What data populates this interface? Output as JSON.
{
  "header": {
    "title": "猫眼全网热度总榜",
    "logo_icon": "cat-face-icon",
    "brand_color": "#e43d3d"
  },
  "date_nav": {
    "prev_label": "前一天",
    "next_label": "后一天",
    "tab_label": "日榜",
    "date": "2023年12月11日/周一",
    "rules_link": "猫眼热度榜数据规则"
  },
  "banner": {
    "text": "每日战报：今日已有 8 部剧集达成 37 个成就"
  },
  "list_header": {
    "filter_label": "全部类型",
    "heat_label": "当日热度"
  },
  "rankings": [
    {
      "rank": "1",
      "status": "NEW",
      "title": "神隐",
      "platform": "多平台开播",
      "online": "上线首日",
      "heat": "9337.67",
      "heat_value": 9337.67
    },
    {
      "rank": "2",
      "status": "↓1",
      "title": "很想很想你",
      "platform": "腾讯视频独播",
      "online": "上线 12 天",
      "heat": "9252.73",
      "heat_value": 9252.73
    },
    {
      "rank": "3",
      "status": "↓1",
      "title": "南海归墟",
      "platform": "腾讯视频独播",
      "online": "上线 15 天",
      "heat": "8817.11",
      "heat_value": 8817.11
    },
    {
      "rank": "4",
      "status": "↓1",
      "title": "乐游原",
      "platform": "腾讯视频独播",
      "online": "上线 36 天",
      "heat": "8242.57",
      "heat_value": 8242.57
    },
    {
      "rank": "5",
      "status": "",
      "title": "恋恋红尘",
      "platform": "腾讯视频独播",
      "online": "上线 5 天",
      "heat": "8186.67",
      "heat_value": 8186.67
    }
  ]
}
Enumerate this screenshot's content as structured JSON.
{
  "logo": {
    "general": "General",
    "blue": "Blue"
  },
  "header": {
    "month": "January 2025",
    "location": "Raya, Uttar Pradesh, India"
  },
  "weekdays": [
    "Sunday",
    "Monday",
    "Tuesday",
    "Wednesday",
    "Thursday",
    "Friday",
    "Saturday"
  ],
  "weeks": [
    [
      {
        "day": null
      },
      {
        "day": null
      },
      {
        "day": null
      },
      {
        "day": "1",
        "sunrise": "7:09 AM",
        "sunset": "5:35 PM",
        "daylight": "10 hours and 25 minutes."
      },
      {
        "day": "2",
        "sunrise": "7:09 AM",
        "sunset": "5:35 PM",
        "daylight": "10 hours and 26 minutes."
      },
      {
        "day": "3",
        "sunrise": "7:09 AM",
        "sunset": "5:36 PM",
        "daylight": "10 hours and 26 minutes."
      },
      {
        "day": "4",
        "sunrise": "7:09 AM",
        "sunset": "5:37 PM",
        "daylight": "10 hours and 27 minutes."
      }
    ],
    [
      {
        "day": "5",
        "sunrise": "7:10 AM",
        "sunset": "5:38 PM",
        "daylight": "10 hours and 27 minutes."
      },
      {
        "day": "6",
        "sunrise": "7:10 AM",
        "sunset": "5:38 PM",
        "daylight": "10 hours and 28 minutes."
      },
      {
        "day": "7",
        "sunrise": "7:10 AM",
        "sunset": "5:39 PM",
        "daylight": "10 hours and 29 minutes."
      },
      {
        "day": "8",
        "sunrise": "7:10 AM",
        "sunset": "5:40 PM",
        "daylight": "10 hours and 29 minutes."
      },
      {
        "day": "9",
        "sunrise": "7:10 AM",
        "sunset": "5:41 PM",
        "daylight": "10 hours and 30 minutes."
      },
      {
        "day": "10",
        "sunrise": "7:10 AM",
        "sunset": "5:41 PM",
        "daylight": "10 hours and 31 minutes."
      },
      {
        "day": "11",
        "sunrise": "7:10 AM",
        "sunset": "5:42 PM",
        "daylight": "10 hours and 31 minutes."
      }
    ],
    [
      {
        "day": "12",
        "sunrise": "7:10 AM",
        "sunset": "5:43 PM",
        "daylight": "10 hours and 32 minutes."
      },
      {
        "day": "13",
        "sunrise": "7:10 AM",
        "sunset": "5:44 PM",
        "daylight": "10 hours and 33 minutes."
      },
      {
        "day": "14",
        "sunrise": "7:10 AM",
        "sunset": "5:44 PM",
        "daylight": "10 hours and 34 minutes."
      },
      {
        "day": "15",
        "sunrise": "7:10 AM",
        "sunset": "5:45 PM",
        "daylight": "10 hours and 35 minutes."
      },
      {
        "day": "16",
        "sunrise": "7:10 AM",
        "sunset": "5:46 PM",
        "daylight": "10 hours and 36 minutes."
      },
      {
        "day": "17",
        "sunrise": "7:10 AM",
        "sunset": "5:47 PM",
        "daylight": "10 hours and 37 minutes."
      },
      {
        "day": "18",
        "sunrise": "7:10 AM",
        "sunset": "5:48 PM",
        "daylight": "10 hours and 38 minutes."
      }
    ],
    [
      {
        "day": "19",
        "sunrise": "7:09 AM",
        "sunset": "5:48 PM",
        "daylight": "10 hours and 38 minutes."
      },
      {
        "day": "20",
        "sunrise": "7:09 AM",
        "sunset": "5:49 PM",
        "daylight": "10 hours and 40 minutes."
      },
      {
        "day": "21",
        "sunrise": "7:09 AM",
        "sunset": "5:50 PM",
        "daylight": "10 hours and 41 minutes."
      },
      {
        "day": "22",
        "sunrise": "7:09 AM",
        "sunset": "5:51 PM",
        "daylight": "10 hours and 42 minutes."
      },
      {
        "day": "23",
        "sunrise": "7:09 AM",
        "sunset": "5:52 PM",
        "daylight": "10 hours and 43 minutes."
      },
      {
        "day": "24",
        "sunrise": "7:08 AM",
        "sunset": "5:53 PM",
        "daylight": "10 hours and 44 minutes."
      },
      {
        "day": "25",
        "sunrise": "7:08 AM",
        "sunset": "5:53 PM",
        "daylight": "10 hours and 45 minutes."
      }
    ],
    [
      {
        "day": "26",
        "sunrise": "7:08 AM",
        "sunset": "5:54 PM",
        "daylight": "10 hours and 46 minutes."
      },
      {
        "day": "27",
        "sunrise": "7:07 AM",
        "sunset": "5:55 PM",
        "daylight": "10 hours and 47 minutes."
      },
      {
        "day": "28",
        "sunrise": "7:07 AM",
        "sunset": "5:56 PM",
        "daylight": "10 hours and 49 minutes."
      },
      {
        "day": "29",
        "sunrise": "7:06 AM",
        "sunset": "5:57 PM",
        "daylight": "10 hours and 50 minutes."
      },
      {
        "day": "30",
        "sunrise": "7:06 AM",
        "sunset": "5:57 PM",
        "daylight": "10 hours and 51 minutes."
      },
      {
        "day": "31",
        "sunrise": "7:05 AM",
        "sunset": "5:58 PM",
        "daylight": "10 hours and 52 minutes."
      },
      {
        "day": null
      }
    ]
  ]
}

• **DIRECTION**: Output all preceding records character for character.

• **WRITTEN RESPONSE**:
What data populates this interface? Output as JSON.
{
  "header": {
    "title": "猫眼全网热度总榜",
    "logo_icon": "cat-face-icon",
    "brand_color": "#e43d3d"
  },
  "date_nav": {
    "prev_label": "前一天",
    "next_label": "后一天",
    "tab_label": "日榜",
    "date": "2023年12月11日/周一",
    "rules_link": "猫眼热度榜数据规则"
  },
  "banner": {
    "text": "每日战报：今日已有 8 部剧集达成 37 个成就"
  },
  "list_header": {
    "filter_label": "全部类型",
    "heat_label": "当日热度"
  },
  "rankings": [
    {
      "rank": "1",
      "status": "NEW",
      "title": "神隐",
      "platform": "多平台开播",
      "online": "上线首日",
      "heat": "9337.67",
      "heat_value": 9337.67
    },
    {
      "rank": "2",
      "status": "↓1",
      "title": "很想很想你",
      "platform": "腾讯视频独播",
      "online": "上线 12 天",
      "heat": "9252.73",
      "heat_value": 9252.73
    },
    {
      "rank": "3",
      "status": "↓1",
      "title": "南海归墟",
      "platform": "腾讯视频独播",
      "online": "上线 15 天",
      "heat": "8817.11",
      "heat_value": 8817.11
    },
    {
      "rank": "4",
      "status": "↓1",
      "title": "乐游原",
      "platform": "腾讯视频独播",
      "online": "上线 36 天",
      "heat": "8242.57",
      "heat_value": 8242.57
    },
    {
      "rank": "5",
      "status": "",
      "title": "恋恋红尘",
      "platform": "腾讯视频独播",
      "online": "上线 5 天",
      "heat": "8186.67",
      "heat_value": 8186.67
    }
  ]
}
Enumerate this screenshot's content as structured JSON.
{
  "logo": {
    "general": "General",
    "blue": "Blue"
  },
  "header": {
    "month": "January 2025",
    "location": "Raya, Uttar Pradesh, India"
  },
  "weekdays": [
    "Sunday",
    "Monday",
    "Tuesday",
    "Wednesday",
    "Thursday",
    "Friday",
    "Saturday"
  ],
  "weeks": [
    [
      {
        "day": null
      },
      {
        "day": null
      },
      {
        "day": null
      },
      {
        "day": "1",
        "sunrise": "7:09 AM",
        "sunset": "5:35 PM",
        "daylight": "10 hours and 25 minutes."
      },
      {
        "day": "2",
        "sunrise": "7:09 AM",
        "sunset": "5:35 PM",
        "daylight": "10 hours and 26 minutes."
      },
      {
        "day": "3",
        "sunrise": "7:09 AM",
        "sunset": "5:36 PM",
        "daylight": "10 hours and 26 minutes."
      },
      {
        "day": "4",
        "sunrise": "7:09 AM",
        "sunset": "5:37 PM",
        "daylight": "10 hours and 27 minutes."
      }
    ],
    [
      {
        "day": "5",
        "sunrise": "7:10 AM",
        "sunset": "5:38 PM",
        "daylight": "10 hours and 27 minutes."
      },
      {
        "day": "6",
        "sunrise": "7:10 AM",
        "sunset": "5:38 PM",
        "daylight": "10 hours and 28 minutes."
      },
      {
        "day": "7",
        "sunrise": "7:10 AM",
        "sunset": "5:39 PM",
        "daylight": "10 hours and 29 minutes."
      },
      {
        "day": "8",
        "sunrise": "7:10 AM",
        "sunset": "5:40 PM",
        "daylight": "10 hours and 29 minutes."
      },
      {
        "day": "9",
        "sunrise": "7:10 AM",
        "sunset": "5:41 PM",
        "daylight": "10 hours and 30 minutes."
      },
      {
        "day": "10",
        "sunrise": "7:10 AM",
        "sunset": "5:41 PM",
        "daylight": "10 hours and 31 minutes."
      },
      {
        "day": "11",
        "sunrise": "7:10 AM",
        "sunset": "5:42 PM",
        "daylight": "10 hours and 31 minutes."
      }
    ],
    [
      {
        "day": "12",
        "sunrise": "7:10 AM",
        "sunset": "5:43 PM",
        "daylight": "10 hours and 32 minutes."
      },
      {
        "day": "13",
        "sunrise": "7:10 AM",
        "sunset": "5:44 PM",
        "daylight": "10 hours and 33 minutes."
      },
      {
        "day": "14",
        "sunrise": "7:10 AM",
        "sunset": "5:44 PM",
        "daylight": "10 hours and 34 minutes."
      },
      {
        "day": "15",
        "sunrise": "7:10 AM",
        "sunset": "5:45 PM",
        "daylight": "10 hours and 35 minutes."
      },
      {
        "day": "16",
        "sunrise": "7:10 AM",
        "sunset": "5:46 PM",
        "daylight": "10 hours and 36 minutes."
      },
      {
        "day": "17",
        "sunrise": "7:10 AM",
        "sunset": "5:47 PM",
        "daylight": "10 hours and 37 minutes."
      },
      {
        "day": "18",
        "sunrise": "7:10 AM",
        "sunset": "5:48 PM",
        "daylight": "10 hours and 38 minutes."
      }
    ],
    [
      {
        "day": "19",
        "sunrise": "7:09 AM",
        "sunset": "5:48 PM",
        "daylight": "10 hours and 38 minutes."
      },
      {
        "day": "20",
        "sunrise": "7:09 AM",
        "sunset": "5:49 PM",
        "daylight": "10 hours and 40 minutes."
      },
      {
        "day": "21",
        "sunrise": "7:09 AM",
        "sunset": "5:50 PM",
        "daylight": "10 hours and 41 minutes."
      },
      {
        "day": "22",
        "sunrise": "7:09 AM",
        "sunset": "5:51 PM",
        "daylight": "10 hours and 42 minutes."
      },
      {
        "day": "23",
        "sunrise": "7:09 AM",
        "sunset": "5:52 PM",
        "daylight": "10 hours and 43 minutes."
      },
      {
        "day": "24",
        "sunrise": "7:08 AM",
        "sunset": "5:53 PM",
        "daylight": "10 hours and 44 minutes."
      },
      {
        "day": "25",
        "sunrise": "7:08 AM",
        "sunset": "5:53 PM",
        "daylight": "10 hours and 45 minutes."
      }
    ],
    [
      {
        "day": "26",
        "sunrise": "7:08 AM",
        "sunset": "5:54 PM",
        "daylight": "10 hours and 46 minutes."
      },
      {
        "day": "27",
        "sunrise": "7:07 AM",
        "sunset": "5:55 PM",
        "daylight": "10 hours and 47 minutes."
      },
      {
        "day": "28",
        "sunrise": "7:07 AM",
        "sunset": "5:56 PM",
        "daylight": "10 hours and 49 minutes."
      },
      {
        "day": "29",
        "sunrise": "7:06 AM",
        "sunset": "5:57 PM",
        "daylight": "10 hours and 50 minutes."
      },
      {
        "day": "30",
        "sunrise": "7:06 AM",
        "sunset": "5:57 PM",
        "daylight": "10 hours and 51 minutes."
      },
      {
        "day": "31",
        "sunrise": "7:05 AM",
        "sunset": "5:58 PM",
        "daylight": "10 hours and 52 minutes."
      },
      {
        "day": null
      }
    ]
  ]
}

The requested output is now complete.